Will you write out the data exactly, excluding every picture?

**Given data**.
____

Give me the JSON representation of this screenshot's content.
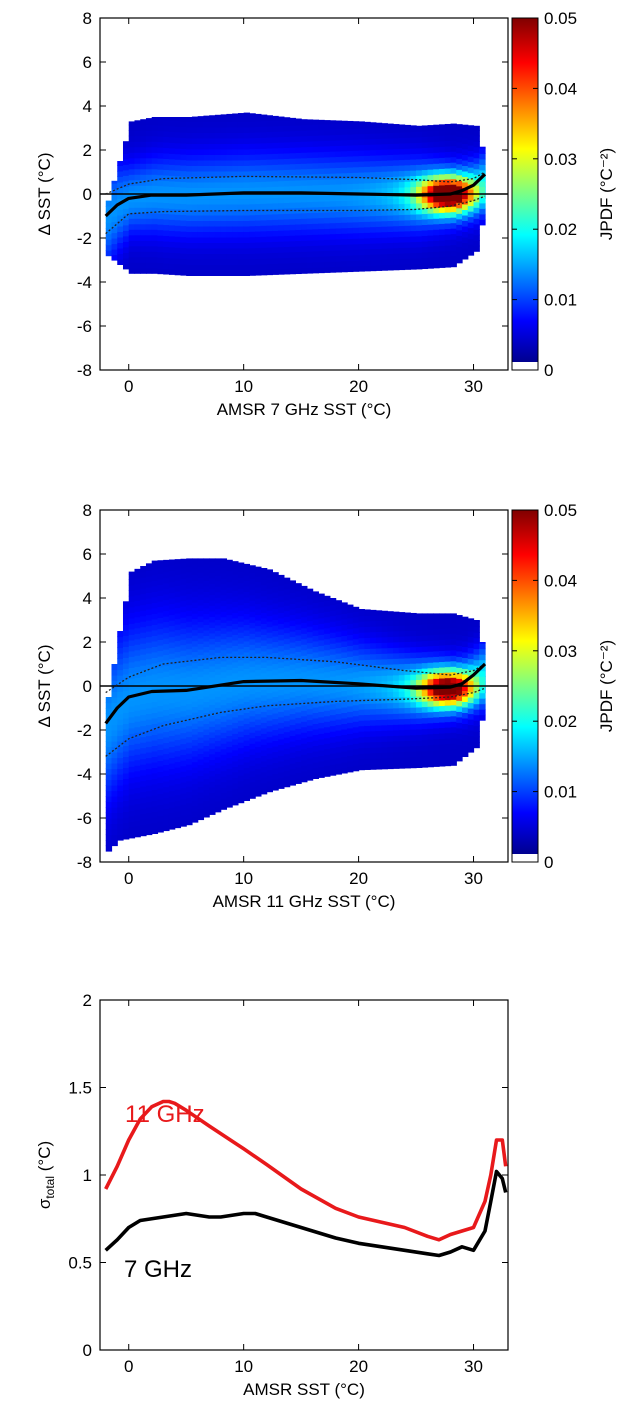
{
  "chart_data": [
    {
      "type": "heatmap",
      "xlabel": "AMSR 7 GHz SST (°C)",
      "ylabel": "Δ SST (°C)",
      "xlim": [
        -2.5,
        33
      ],
      "ylim": [
        -8,
        8
      ],
      "xticks": [
        "0",
        "10",
        "20",
        "30"
      ],
      "yticks": [
        "-8",
        "-6",
        "-4",
        "-2",
        "0",
        "2",
        "4",
        "6",
        "8"
      ],
      "colorbar": {
        "label": "JPDF (°C⁻²)",
        "range": [
          0,
          0.05
        ],
        "ticks": [
          "0",
          "0.01",
          "0.02",
          "0.03",
          "0.04",
          "0.05"
        ]
      },
      "zero_line": true,
      "mean_curve": {
        "x": [
          -2,
          -1,
          0,
          2,
          5,
          10,
          15,
          20,
          25,
          28,
          29,
          30,
          31
        ],
        "y": [
          -1.0,
          -0.5,
          -0.2,
          -0.05,
          -0.05,
          0.05,
          0.05,
          0.0,
          -0.05,
          0.0,
          0.15,
          0.4,
          0.9
        ]
      },
      "sigma_upper": {
        "x": [
          -2,
          0,
          3,
          10,
          20,
          25,
          28,
          30,
          31
        ],
        "y": [
          0.0,
          0.45,
          0.7,
          0.8,
          0.75,
          0.65,
          0.55,
          0.7,
          1.0
        ]
      },
      "sigma_lower": {
        "x": [
          -2,
          0,
          3,
          10,
          20,
          25,
          28,
          30,
          31
        ],
        "y": [
          -1.8,
          -0.9,
          -0.8,
          -0.75,
          -0.75,
          -0.7,
          -0.55,
          -0.3,
          -0.1
        ]
      },
      "density_extent": {
        "x": [
          -2,
          -1,
          0,
          2,
          5,
          10,
          15,
          20,
          25,
          28,
          30,
          31
        ],
        "ymax": [
          -0.3,
          1.5,
          3.3,
          3.5,
          3.5,
          3.7,
          3.4,
          3.3,
          3.1,
          3.2,
          3.1,
          1.2
        ],
        "ymin": [
          -2.8,
          -3.2,
          -3.6,
          -3.6,
          -3.7,
          -3.7,
          -3.6,
          -3.5,
          -3.4,
          -3.3,
          -2.6,
          -0.2
        ]
      },
      "hotspot": {
        "x": 27.5,
        "y": 0.0,
        "jpdf": 0.045
      }
    },
    {
      "type": "heatmap",
      "xlabel": "AMSR 11 GHz SST (°C)",
      "ylabel": "Δ SST (°C)",
      "xlim": [
        -2.5,
        33
      ],
      "ylim": [
        -8,
        8
      ],
      "xticks": [
        "0",
        "10",
        "20",
        "30"
      ],
      "yticks": [
        "-8",
        "-6",
        "-4",
        "-2",
        "0",
        "2",
        "4",
        "6",
        "8"
      ],
      "colorbar": {
        "label": "JPDF (°C⁻²)",
        "range": [
          0,
          0.05
        ],
        "ticks": [
          "0",
          "0.01",
          "0.02",
          "0.03",
          "0.04",
          "0.05"
        ]
      },
      "zero_line": true,
      "mean_curve": {
        "x": [
          -2,
          -1,
          0,
          2,
          5,
          10,
          15,
          20,
          25,
          28,
          29,
          30,
          31
        ],
        "y": [
          -1.7,
          -1.0,
          -0.5,
          -0.25,
          -0.2,
          0.2,
          0.25,
          0.1,
          -0.1,
          -0.05,
          0.1,
          0.5,
          1.0
        ]
      },
      "sigma_upper": {
        "x": [
          -2,
          0,
          3,
          8,
          12,
          18,
          24,
          28,
          30,
          31
        ],
        "y": [
          -0.3,
          0.4,
          1.0,
          1.3,
          1.3,
          1.1,
          0.7,
          0.5,
          0.7,
          1.0
        ]
      },
      "sigma_lower": {
        "x": [
          -2,
          0,
          3,
          8,
          12,
          18,
          24,
          28,
          30,
          31
        ],
        "y": [
          -3.2,
          -2.4,
          -1.8,
          -1.2,
          -0.9,
          -0.7,
          -0.6,
          -0.5,
          -0.3,
          -0.1
        ]
      },
      "density_extent": {
        "x": [
          -2,
          -1,
          0,
          2,
          5,
          8,
          12,
          16,
          20,
          25,
          28,
          30,
          31
        ],
        "ymax": [
          -0.5,
          2.5,
          5.2,
          5.7,
          5.8,
          5.8,
          5.3,
          4.3,
          3.5,
          3.3,
          3.3,
          3.0,
          1.0
        ],
        "ymin": [
          -7.5,
          -7.0,
          -6.9,
          -6.7,
          -6.3,
          -5.6,
          -4.8,
          -4.2,
          -3.8,
          -3.7,
          -3.6,
          -2.8,
          -0.3
        ]
      },
      "hotspot": {
        "x": 27.5,
        "y": -0.1,
        "jpdf": 0.04
      }
    },
    {
      "type": "line",
      "xlabel": "AMSR SST (°C)",
      "ylabel": "σ",
      "ylabel_sub": "total",
      "ylabel_unit": " (°C)",
      "xlim": [
        -2.5,
        33
      ],
      "ylim": [
        0,
        2
      ],
      "xticks": [
        "0",
        "10",
        "20",
        "30"
      ],
      "yticks": [
        "0",
        "0.5",
        "1",
        "1.5",
        "2"
      ],
      "series": [
        {
          "name": "11 GHz",
          "color": "#e8191b",
          "x": [
            -2,
            -1,
            0,
            1,
            2,
            3,
            3.5,
            4,
            5,
            7,
            10,
            12,
            15,
            18,
            20,
            22,
            24,
            26,
            27,
            28,
            29,
            30,
            31,
            31.5,
            32,
            32.5,
            32.8
          ],
          "y": [
            0.92,
            1.05,
            1.2,
            1.32,
            1.39,
            1.42,
            1.42,
            1.41,
            1.37,
            1.28,
            1.15,
            1.06,
            0.92,
            0.81,
            0.76,
            0.73,
            0.7,
            0.65,
            0.63,
            0.66,
            0.68,
            0.7,
            0.85,
            1.0,
            1.2,
            1.2,
            1.05
          ]
        },
        {
          "name": "7 GHz",
          "color": "#000000",
          "x": [
            -2,
            -1,
            0,
            1,
            3,
            5,
            7,
            8,
            10,
            11,
            12,
            15,
            18,
            20,
            22,
            24,
            26,
            27,
            28,
            29,
            30,
            31,
            31.5,
            32,
            32.5,
            32.8
          ],
          "y": [
            0.57,
            0.63,
            0.7,
            0.74,
            0.76,
            0.78,
            0.76,
            0.76,
            0.78,
            0.78,
            0.76,
            0.7,
            0.64,
            0.61,
            0.59,
            0.57,
            0.55,
            0.54,
            0.56,
            0.59,
            0.57,
            0.68,
            0.85,
            1.02,
            0.98,
            0.9
          ]
        }
      ]
    }
  ]
}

____

**Correct answer**.
Give me the JSON representation of this screenshot's content.
{
  "chart_data": [
    {
      "type": "heatmap",
      "xlabel": "AMSR 7 GHz SST (°C)",
      "ylabel": "Δ SST (°C)",
      "xlim": [
        -2.5,
        33
      ],
      "ylim": [
        -8,
        8
      ],
      "xticks": [
        "0",
        "10",
        "20",
        "30"
      ],
      "yticks": [
        "-8",
        "-6",
        "-4",
        "-2",
        "0",
        "2",
        "4",
        "6",
        "8"
      ],
      "colorbar": {
        "label": "JPDF (°C⁻²)",
        "range": [
          0,
          0.05
        ],
        "ticks": [
          "0",
          "0.01",
          "0.02",
          "0.03",
          "0.04",
          "0.05"
        ]
      },
      "zero_line": true,
      "mean_curve": {
        "x": [
          -2,
          -1,
          0,
          2,
          5,
          10,
          15,
          20,
          25,
          28,
          29,
          30,
          31
        ],
        "y": [
          -1.0,
          -0.5,
          -0.2,
          -0.05,
          -0.05,
          0.05,
          0.05,
          0.0,
          -0.05,
          0.0,
          0.15,
          0.4,
          0.9
        ]
      },
      "sigma_upper": {
        "x": [
          -2,
          0,
          3,
          10,
          20,
          25,
          28,
          30,
          31
        ],
        "y": [
          0.0,
          0.45,
          0.7,
          0.8,
          0.75,
          0.65,
          0.55,
          0.7,
          1.0
        ]
      },
      "sigma_lower": {
        "x": [
          -2,
          0,
          3,
          10,
          20,
          25,
          28,
          30,
          31
        ],
        "y": [
          -1.8,
          -0.9,
          -0.8,
          -0.75,
          -0.75,
          -0.7,
          -0.55,
          -0.3,
          -0.1
        ]
      },
      "density_extent": {
        "x": [
          -2,
          -1,
          0,
          2,
          5,
          10,
          15,
          20,
          25,
          28,
          30,
          31
        ],
        "ymax": [
          -0.3,
          1.5,
          3.3,
          3.5,
          3.5,
          3.7,
          3.4,
          3.3,
          3.1,
          3.2,
          3.1,
          1.2
        ],
        "ymin": [
          -2.8,
          -3.2,
          -3.6,
          -3.6,
          -3.7,
          -3.7,
          -3.6,
          -3.5,
          -3.4,
          -3.3,
          -2.6,
          -0.2
        ]
      },
      "hotspot": {
        "x": 27.5,
        "y": 0.0,
        "jpdf": 0.045
      }
    },
    {
      "type": "heatmap",
      "xlabel": "AMSR 11 GHz SST (°C)",
      "ylabel": "Δ SST (°C)",
      "xlim": [
        -2.5,
        33
      ],
      "ylim": [
        -8,
        8
      ],
      "xticks": [
        "0",
        "10",
        "20",
        "30"
      ],
      "yticks": [
        "-8",
        "-6",
        "-4",
        "-2",
        "0",
        "2",
        "4",
        "6",
        "8"
      ],
      "colorbar": {
        "label": "JPDF (°C⁻²)",
        "range": [
          0,
          0.05
        ],
        "ticks": [
          "0",
          "0.01",
          "0.02",
          "0.03",
          "0.04",
          "0.05"
        ]
      },
      "zero_line": true,
      "mean_curve": {
        "x": [
          -2,
          -1,
          0,
          2,
          5,
          10,
          15,
          20,
          25,
          28,
          29,
          30,
          31
        ],
        "y": [
          -1.7,
          -1.0,
          -0.5,
          -0.25,
          -0.2,
          0.2,
          0.25,
          0.1,
          -0.1,
          -0.05,
          0.1,
          0.5,
          1.0
        ]
      },
      "sigma_upper": {
        "x": [
          -2,
          0,
          3,
          8,
          12,
          18,
          24,
          28,
          30,
          31
        ],
        "y": [
          -0.3,
          0.4,
          1.0,
          1.3,
          1.3,
          1.1,
          0.7,
          0.5,
          0.7,
          1.0
        ]
      },
      "sigma_lower": {
        "x": [
          -2,
          0,
          3,
          8,
          12,
          18,
          24,
          28,
          30,
          31
        ],
        "y": [
          -3.2,
          -2.4,
          -1.8,
          -1.2,
          -0.9,
          -0.7,
          -0.6,
          -0.5,
          -0.3,
          -0.1
        ]
      },
      "density_extent": {
        "x": [
          -2,
          -1,
          0,
          2,
          5,
          8,
          12,
          16,
          20,
          25,
          28,
          30,
          31
        ],
        "ymax": [
          -0.5,
          2.5,
          5.2,
          5.7,
          5.8,
          5.8,
          5.3,
          4.3,
          3.5,
          3.3,
          3.3,
          3.0,
          1.0
        ],
        "ymin": [
          -7.5,
          -7.0,
          -6.9,
          -6.7,
          -6.3,
          -5.6,
          -4.8,
          -4.2,
          -3.8,
          -3.7,
          -3.6,
          -2.8,
          -0.3
        ]
      },
      "hotspot": {
        "x": 27.5,
        "y": -0.1,
        "jpdf": 0.04
      }
    },
    {
      "type": "line",
      "xlabel": "AMSR SST (°C)",
      "ylabel": "σ",
      "ylabel_sub": "total",
      "ylabel_unit": " (°C)",
      "xlim": [
        -2.5,
        33
      ],
      "ylim": [
        0,
        2
      ],
      "xticks": [
        "0",
        "10",
        "20",
        "30"
      ],
      "yticks": [
        "0",
        "0.5",
        "1",
        "1.5",
        "2"
      ],
      "series": [
        {
          "name": "11 GHz",
          "color": "#e8191b",
          "x": [
            -2,
            -1,
            0,
            1,
            2,
            3,
            3.5,
            4,
            5,
            7,
            10,
            12,
            15,
            18,
            20,
            22,
            24,
            26,
            27,
            28,
            29,
            30,
            31,
            31.5,
            32,
            32.5,
            32.8
          ],
          "y": [
            0.92,
            1.05,
            1.2,
            1.32,
            1.39,
            1.42,
            1.42,
            1.41,
            1.37,
            1.28,
            1.15,
            1.06,
            0.92,
            0.81,
            0.76,
            0.73,
            0.7,
            0.65,
            0.63,
            0.66,
            0.68,
            0.7,
            0.85,
            1.0,
            1.2,
            1.2,
            1.05
          ]
        },
        {
          "name": "7 GHz",
          "color": "#000000",
          "x": [
            -2,
            -1,
            0,
            1,
            3,
            5,
            7,
            8,
            10,
            11,
            12,
            15,
            18,
            20,
            22,
            24,
            26,
            27,
            28,
            29,
            30,
            31,
            31.5,
            32,
            32.5,
            32.8
          ],
          "y": [
            0.57,
            0.63,
            0.7,
            0.74,
            0.76,
            0.78,
            0.76,
            0.76,
            0.78,
            0.78,
            0.76,
            0.7,
            0.64,
            0.61,
            0.59,
            0.57,
            0.55,
            0.54,
            0.56,
            0.59,
            0.57,
            0.68,
            0.85,
            1.02,
            0.98,
            0.9
          ]
        }
      ]
    }
  ]
}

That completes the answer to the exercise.